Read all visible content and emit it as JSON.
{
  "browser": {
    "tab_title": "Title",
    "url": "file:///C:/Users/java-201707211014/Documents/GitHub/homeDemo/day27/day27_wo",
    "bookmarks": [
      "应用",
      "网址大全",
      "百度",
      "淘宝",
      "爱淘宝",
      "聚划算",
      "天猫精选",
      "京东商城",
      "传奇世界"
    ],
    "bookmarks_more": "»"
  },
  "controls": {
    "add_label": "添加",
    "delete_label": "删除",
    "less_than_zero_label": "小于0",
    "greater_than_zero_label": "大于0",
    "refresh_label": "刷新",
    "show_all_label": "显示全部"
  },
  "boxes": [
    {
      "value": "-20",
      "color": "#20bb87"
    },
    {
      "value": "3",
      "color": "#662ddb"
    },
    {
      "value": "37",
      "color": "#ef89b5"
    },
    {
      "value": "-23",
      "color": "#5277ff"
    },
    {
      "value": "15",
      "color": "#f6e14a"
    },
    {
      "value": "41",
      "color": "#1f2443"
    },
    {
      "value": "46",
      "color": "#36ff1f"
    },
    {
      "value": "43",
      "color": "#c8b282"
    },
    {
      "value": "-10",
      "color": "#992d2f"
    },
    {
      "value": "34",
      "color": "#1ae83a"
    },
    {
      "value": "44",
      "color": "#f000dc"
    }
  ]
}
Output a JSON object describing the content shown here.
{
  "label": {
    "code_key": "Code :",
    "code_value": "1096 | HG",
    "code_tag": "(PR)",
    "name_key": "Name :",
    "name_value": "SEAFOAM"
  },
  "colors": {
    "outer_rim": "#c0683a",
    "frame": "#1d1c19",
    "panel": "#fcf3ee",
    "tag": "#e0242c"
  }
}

+ + +

Task prompt: Reproduce, exactly and with nothing added, the lines from the one that includes "Output a JSON" through the last line of the material.

Written response:
Output a JSON object describing the content shown here.
{
  "label": {
    "code_key": "Code :",
    "code_value": "1096 | HG",
    "code_tag": "(PR)",
    "name_key": "Name :",
    "name_value": "SEAFOAM"
  },
  "colors": {
    "outer_rim": "#c0683a",
    "frame": "#1d1c19",
    "panel": "#fcf3ee",
    "tag": "#e0242c"
  }
}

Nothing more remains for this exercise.